» Set problem
Pull out every line in the data that has the string "纹波电流过大" in it.

» Supplied entries
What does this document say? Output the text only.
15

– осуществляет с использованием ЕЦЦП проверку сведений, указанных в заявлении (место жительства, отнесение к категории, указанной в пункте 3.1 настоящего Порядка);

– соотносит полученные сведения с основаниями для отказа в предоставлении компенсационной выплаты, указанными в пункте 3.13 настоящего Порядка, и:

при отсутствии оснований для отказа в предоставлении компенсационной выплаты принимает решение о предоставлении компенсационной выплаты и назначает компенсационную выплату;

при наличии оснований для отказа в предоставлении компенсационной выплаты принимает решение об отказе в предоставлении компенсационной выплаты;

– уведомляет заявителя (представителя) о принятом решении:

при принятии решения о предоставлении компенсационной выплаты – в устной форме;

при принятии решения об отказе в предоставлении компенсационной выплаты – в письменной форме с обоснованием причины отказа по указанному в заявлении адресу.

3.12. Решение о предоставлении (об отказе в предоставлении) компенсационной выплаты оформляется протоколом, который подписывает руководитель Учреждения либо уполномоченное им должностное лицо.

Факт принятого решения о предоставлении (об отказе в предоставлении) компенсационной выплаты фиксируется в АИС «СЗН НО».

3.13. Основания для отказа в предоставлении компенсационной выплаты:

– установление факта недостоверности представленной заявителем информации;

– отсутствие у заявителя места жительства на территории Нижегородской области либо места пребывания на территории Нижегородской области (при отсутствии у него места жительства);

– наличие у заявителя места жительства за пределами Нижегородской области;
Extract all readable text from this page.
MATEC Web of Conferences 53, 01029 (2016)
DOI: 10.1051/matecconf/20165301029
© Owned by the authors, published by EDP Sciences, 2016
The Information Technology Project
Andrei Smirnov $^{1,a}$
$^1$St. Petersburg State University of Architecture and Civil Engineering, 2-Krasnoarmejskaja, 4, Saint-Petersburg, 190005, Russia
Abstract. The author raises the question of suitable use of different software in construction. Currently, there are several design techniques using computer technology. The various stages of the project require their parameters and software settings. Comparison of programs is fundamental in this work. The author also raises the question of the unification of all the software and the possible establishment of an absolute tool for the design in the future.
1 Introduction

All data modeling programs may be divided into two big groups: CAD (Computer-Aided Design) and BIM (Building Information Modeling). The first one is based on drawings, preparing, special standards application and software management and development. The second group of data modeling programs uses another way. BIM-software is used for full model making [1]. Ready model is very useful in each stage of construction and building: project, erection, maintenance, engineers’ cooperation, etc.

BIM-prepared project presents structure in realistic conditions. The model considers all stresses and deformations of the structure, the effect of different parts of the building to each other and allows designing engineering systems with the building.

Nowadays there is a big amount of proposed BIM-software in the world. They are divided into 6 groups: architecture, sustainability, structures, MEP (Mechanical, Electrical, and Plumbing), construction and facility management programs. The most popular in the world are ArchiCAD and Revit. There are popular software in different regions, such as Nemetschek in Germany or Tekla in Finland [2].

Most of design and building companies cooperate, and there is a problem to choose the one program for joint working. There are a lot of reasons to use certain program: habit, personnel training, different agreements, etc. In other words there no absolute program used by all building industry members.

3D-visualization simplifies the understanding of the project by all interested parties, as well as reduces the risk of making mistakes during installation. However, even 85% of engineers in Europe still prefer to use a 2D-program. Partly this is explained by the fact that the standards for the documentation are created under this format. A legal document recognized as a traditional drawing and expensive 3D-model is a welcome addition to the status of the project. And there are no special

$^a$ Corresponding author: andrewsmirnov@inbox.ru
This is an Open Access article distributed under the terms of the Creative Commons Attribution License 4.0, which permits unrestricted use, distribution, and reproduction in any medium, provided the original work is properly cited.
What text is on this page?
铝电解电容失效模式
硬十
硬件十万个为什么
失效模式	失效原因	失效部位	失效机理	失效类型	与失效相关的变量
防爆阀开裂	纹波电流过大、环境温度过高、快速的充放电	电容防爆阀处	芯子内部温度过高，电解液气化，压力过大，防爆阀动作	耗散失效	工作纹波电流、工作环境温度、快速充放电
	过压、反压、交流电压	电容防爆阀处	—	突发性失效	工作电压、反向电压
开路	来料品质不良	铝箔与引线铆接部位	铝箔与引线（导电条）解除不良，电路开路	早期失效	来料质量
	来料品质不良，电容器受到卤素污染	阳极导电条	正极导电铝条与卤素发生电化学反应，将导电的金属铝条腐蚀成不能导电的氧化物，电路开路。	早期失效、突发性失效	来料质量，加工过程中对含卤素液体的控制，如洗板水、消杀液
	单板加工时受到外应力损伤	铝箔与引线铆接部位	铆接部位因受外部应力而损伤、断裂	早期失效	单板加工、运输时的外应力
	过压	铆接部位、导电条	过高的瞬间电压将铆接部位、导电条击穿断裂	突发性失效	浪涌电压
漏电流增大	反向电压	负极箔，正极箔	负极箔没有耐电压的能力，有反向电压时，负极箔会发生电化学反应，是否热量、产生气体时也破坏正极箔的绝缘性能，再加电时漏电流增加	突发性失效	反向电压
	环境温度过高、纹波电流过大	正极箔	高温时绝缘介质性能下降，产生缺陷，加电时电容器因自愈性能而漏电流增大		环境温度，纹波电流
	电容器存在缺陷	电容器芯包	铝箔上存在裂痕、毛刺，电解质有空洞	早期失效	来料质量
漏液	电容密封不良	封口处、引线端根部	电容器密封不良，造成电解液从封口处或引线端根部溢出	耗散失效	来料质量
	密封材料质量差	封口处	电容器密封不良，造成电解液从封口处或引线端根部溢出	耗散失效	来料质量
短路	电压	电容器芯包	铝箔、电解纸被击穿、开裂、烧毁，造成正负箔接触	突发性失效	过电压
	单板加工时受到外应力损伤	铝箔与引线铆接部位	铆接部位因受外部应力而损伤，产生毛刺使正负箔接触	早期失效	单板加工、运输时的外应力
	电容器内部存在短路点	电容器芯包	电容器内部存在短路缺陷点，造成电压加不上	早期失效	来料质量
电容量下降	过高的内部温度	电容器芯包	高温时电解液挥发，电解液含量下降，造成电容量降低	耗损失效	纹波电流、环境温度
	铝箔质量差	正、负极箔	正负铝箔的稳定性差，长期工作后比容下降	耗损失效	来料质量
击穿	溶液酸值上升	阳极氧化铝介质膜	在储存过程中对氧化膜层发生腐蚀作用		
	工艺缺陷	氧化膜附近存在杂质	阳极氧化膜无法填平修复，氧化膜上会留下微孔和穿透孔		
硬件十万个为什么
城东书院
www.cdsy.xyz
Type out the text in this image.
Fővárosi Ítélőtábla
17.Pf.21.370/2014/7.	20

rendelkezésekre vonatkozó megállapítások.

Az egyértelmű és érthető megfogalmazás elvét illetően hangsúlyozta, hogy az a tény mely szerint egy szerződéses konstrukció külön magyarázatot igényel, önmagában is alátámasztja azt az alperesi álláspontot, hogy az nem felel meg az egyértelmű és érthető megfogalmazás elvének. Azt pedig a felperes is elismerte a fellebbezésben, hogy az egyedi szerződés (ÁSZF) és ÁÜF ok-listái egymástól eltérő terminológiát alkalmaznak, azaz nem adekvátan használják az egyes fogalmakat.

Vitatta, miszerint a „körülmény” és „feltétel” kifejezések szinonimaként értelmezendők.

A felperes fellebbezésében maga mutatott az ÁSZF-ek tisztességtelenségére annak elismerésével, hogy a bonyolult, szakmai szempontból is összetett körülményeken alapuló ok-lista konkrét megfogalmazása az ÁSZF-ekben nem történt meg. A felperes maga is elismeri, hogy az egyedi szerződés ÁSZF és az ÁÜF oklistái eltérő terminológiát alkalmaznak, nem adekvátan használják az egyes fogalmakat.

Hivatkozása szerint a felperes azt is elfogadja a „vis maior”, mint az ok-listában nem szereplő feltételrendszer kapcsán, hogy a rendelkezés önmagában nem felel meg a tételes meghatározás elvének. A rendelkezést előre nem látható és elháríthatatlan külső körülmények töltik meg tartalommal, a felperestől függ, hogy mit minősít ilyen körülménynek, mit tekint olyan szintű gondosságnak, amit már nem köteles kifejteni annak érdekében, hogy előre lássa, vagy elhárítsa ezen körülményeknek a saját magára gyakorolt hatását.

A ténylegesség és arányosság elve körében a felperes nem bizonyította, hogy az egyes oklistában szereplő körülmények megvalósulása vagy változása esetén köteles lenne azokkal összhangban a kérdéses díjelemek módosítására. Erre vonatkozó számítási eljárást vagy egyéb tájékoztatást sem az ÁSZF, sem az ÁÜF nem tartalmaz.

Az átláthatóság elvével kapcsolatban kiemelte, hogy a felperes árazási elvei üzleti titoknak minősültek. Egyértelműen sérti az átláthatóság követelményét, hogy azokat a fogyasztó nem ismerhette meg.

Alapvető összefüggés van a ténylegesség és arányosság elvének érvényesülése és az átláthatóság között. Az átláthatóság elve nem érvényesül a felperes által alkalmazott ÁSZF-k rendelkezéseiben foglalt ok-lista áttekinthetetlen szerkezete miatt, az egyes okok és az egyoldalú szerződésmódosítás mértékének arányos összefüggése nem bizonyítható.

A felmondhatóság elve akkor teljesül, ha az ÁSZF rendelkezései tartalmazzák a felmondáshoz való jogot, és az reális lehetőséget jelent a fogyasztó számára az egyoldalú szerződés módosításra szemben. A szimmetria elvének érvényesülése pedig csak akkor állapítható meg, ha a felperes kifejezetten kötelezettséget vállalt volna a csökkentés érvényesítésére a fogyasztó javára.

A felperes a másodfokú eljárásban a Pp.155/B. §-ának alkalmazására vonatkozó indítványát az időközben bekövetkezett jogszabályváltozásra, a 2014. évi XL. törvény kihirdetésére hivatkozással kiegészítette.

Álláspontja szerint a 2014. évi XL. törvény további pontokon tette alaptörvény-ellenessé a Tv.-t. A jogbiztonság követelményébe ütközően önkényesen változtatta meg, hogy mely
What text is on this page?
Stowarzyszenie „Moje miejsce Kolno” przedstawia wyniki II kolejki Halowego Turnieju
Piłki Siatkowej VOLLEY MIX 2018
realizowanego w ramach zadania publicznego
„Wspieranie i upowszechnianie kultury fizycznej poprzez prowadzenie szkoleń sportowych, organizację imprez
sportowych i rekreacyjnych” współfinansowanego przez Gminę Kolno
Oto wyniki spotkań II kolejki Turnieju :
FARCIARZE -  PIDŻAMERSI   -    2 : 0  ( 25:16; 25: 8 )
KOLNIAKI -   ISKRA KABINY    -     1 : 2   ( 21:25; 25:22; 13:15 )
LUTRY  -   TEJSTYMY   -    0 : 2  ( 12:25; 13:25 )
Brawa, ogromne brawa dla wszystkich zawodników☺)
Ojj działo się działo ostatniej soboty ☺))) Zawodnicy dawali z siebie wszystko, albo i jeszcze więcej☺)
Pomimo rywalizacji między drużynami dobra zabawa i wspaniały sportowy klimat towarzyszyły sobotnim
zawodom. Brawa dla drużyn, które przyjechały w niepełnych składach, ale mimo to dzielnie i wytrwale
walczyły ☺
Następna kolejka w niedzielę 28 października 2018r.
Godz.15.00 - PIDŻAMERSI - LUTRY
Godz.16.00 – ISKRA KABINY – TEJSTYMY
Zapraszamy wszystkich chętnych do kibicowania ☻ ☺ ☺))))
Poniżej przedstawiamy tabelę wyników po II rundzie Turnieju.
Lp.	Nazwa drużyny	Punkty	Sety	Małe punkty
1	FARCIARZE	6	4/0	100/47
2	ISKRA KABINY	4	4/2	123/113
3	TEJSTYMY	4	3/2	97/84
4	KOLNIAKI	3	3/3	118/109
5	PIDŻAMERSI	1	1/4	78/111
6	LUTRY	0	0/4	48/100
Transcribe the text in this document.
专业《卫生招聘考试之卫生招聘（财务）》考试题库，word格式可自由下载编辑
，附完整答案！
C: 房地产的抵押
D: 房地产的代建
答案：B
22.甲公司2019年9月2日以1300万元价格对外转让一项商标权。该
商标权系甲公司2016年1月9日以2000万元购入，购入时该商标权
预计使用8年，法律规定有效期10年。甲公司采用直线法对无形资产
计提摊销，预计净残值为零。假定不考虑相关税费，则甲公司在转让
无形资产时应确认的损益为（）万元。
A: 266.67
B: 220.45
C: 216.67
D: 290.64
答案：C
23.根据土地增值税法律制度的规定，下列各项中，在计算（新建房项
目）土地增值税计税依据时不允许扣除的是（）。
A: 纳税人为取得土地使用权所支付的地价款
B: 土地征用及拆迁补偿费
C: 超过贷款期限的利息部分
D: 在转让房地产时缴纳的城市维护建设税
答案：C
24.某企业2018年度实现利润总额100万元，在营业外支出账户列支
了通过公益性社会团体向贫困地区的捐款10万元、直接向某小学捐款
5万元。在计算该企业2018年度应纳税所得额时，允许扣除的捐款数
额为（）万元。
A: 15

» Written solution
防爆阀开裂	纹波电流过大、环境温度过高、快速的充放电	电容防爆阀处	芯子内部温度过高，电解液气化，压力过大，防爆阀动作	耗散失效	工作纹波电流、工作环境温度、快速充放电
	环境温度过高、纹波电流过大	正极箔	高温时绝缘介质性能下降，产生缺陷，加电时电容器因自愈性能而漏电流增大		环境温度，纹波电流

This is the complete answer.